Description of the task
Look for the word "content" in the entries below, then copy every line that has it.

═════ Records

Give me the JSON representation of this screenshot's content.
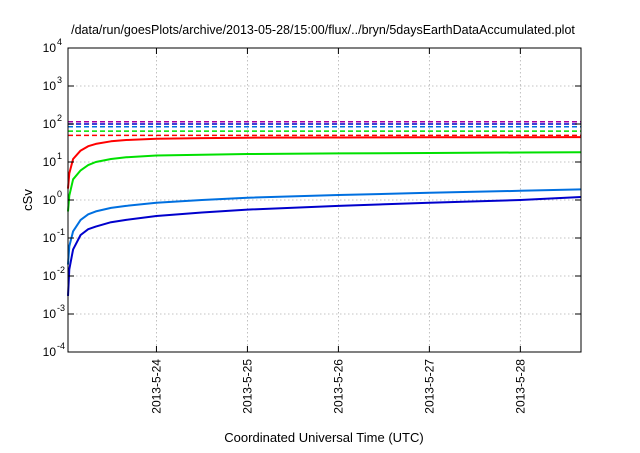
{
  "chart_data": {
    "type": "line",
    "title": "/data/run/goesPlots/archive/2013-05-28/15:00/flux/../bryn/5daysEarthDataAccumulated.plot",
    "xlabel": "Coordinated Universal Time (UTC)",
    "ylabel": "cSv",
    "y_scale": "log",
    "ylim": [
      0.0001,
      10000
    ],
    "xlim": [
      "2013-05-23 00:40",
      "2013-05-28 16:00"
    ],
    "grid": true,
    "y_ticks": [
      {
        "value": 0.0001,
        "base": "10",
        "exp": "-4"
      },
      {
        "value": 0.001,
        "base": "10",
        "exp": "-3"
      },
      {
        "value": 0.01,
        "base": "10",
        "exp": "-2"
      },
      {
        "value": 0.1,
        "base": "10",
        "exp": "-1"
      },
      {
        "value": 1,
        "base": "10",
        "exp": "0"
      },
      {
        "value": 10,
        "base": "10",
        "exp": "1"
      },
      {
        "value": 100,
        "base": "10",
        "exp": "2"
      },
      {
        "value": 1000,
        "base": "10",
        "exp": "3"
      },
      {
        "value": 10000,
        "base": "10",
        "exp": "4"
      }
    ],
    "x_ticks": [
      "2013-5-24",
      "2013-5-25",
      "2013-5-26",
      "2013-5-27",
      "2013-5-28"
    ],
    "series": [
      {
        "color": "#ff0000",
        "style": "solid",
        "x": [
          "2013-05-23 00:40",
          "2013-05-23 01:00",
          "2013-05-23 02:00",
          "2013-05-23 04:00",
          "2013-05-23 06:00",
          "2013-05-23 08:00",
          "2013-05-23 12:00",
          "2013-05-23 16:00",
          "2013-05-24 00:00",
          "2013-05-24 12:00",
          "2013-05-25 00:00",
          "2013-05-26 00:00",
          "2013-05-27 00:00",
          "2013-05-28 00:00",
          "2013-05-28 16:00"
        ],
        "y": [
          2,
          5,
          12,
          20,
          26,
          30,
          35,
          38,
          41,
          42.5,
          43.5,
          44.2,
          44.7,
          45,
          45.2
        ]
      },
      {
        "color": "#00e000",
        "style": "solid",
        "x": [
          "2013-05-23 00:40",
          "2013-05-23 01:00",
          "2013-05-23 02:00",
          "2013-05-23 04:00",
          "2013-05-23 06:00",
          "2013-05-23 08:00",
          "2013-05-23 12:00",
          "2013-05-23 16:00",
          "2013-05-24 00:00",
          "2013-05-24 12:00",
          "2013-05-25 00:00",
          "2013-05-26 00:00",
          "2013-05-27 00:00",
          "2013-05-28 00:00",
          "2013-05-28 16:00"
        ],
        "y": [
          0.5,
          1.3,
          3.5,
          6,
          8.3,
          10,
          12,
          13.3,
          14.8,
          15.6,
          16.2,
          16.8,
          17.3,
          17.8,
          18
        ]
      },
      {
        "color": "#0070e0",
        "style": "solid",
        "x": [
          "2013-05-23 00:40",
          "2013-05-23 01:00",
          "2013-05-23 02:00",
          "2013-05-23 04:00",
          "2013-05-23 06:00",
          "2013-05-23 08:00",
          "2013-05-23 12:00",
          "2013-05-23 16:00",
          "2013-05-24 00:00",
          "2013-05-24 12:00",
          "2013-05-25 00:00",
          "2013-05-26 00:00",
          "2013-05-27 00:00",
          "2013-05-28 00:00",
          "2013-05-28 16:00"
        ],
        "y": [
          0.02,
          0.06,
          0.15,
          0.3,
          0.42,
          0.5,
          0.62,
          0.7,
          0.85,
          1,
          1.15,
          1.35,
          1.55,
          1.75,
          1.9
        ]
      },
      {
        "color": "#0000cc",
        "style": "solid",
        "x": [
          "2013-05-23 00:40",
          "2013-05-23 01:00",
          "2013-05-23 02:00",
          "2013-05-23 04:00",
          "2013-05-23 06:00",
          "2013-05-23 08:00",
          "2013-05-23 12:00",
          "2013-05-23 16:00",
          "2013-05-24 00:00",
          "2013-05-24 12:00",
          "2013-05-25 00:00",
          "2013-05-26 00:00",
          "2013-05-27 00:00",
          "2013-05-28 00:00",
          "2013-05-28 16:00"
        ],
        "y": [
          0.003,
          0.015,
          0.05,
          0.12,
          0.17,
          0.2,
          0.26,
          0.3,
          0.38,
          0.47,
          0.56,
          0.7,
          0.85,
          1,
          1.2
        ]
      },
      {
        "color": "#ff0000",
        "style": "dashed",
        "x": [
          "2013-05-23 00:40",
          "2013-05-28 16:00"
        ],
        "y": [
          50,
          50
        ]
      },
      {
        "color": "#00e000",
        "style": "dashed",
        "x": [
          "2013-05-23 00:40",
          "2013-05-28 16:00"
        ],
        "y": [
          65,
          65
        ]
      },
      {
        "color": "#0070e0",
        "style": "dashed",
        "x": [
          "2013-05-23 00:40",
          "2013-05-28 16:00"
        ],
        "y": [
          85,
          85
        ]
      },
      {
        "color": "#0000cc",
        "style": "dashed",
        "x": [
          "2013-05-23 00:40",
          "2013-05-28 16:00"
        ],
        "y": [
          100,
          100
        ]
      },
      {
        "color": "#a000a0",
        "style": "dashed",
        "x": [
          "2013-05-23 00:40",
          "2013-05-28 16:00"
        ],
        "y": [
          115,
          115
        ]
      }
    ]
  }
}
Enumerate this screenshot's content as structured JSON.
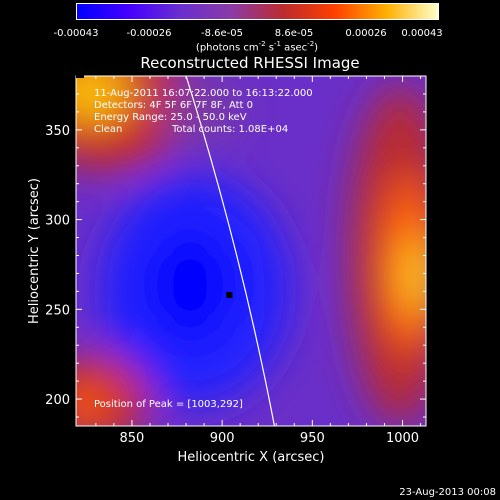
{
  "colorbar": {
    "ticks": [
      "-0.00043",
      "-0.00026",
      "-8.6e-05",
      "8.6e-05",
      "0.00026",
      "0.00043"
    ],
    "units_prefix": "(photons cm",
    "units_exp1": "-2",
    "units_mid": " s",
    "units_exp2": "-1",
    "units_mid2": " asec",
    "units_exp3": "-2",
    "units_suffix": ")"
  },
  "title": "Reconstructed RHESSI Image",
  "info": {
    "time": "11-Aug-2011 16:07:22.000 to 16:13:22.000",
    "detectors": "Detectors: 4F 5F 6F 7F 8F, Att 0",
    "energy": "Energy Range: 25.0 - 50.0 keV",
    "method": "Clean",
    "counts": "Total counts: 1.08E+04",
    "peak": "Position of Peak = [1003,292]"
  },
  "footer": "23-Aug-2013 00:08",
  "chart_data": {
    "type": "heatmap",
    "title": "Reconstructed RHESSI Image",
    "xlabel": "Heliocentric X (arcsec)",
    "ylabel": "Heliocentric Y (arcsec)",
    "xlim": [
      819,
      1013
    ],
    "ylim": [
      185,
      380
    ],
    "xticks": [
      850,
      900,
      950,
      1000
    ],
    "yticks": [
      200,
      250,
      300,
      350
    ],
    "colorbar_range": [
      -0.00043,
      0.00043
    ],
    "colormap": [
      "#0000ff",
      "#4400ff",
      "#6a2fd0",
      "#8c3aa6",
      "#bb2b2e",
      "#ff4000",
      "#ffb000",
      "#ffffcc"
    ],
    "peak_position": [
      1003,
      292
    ],
    "limb_x_at_ylim": [
      883,
      929
    ],
    "marker_position": [
      904,
      258
    ]
  }
}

══════════

Task response
Give me the JSON representation of this screenshot's content.
Enumerate this screenshot's content as structured JSON.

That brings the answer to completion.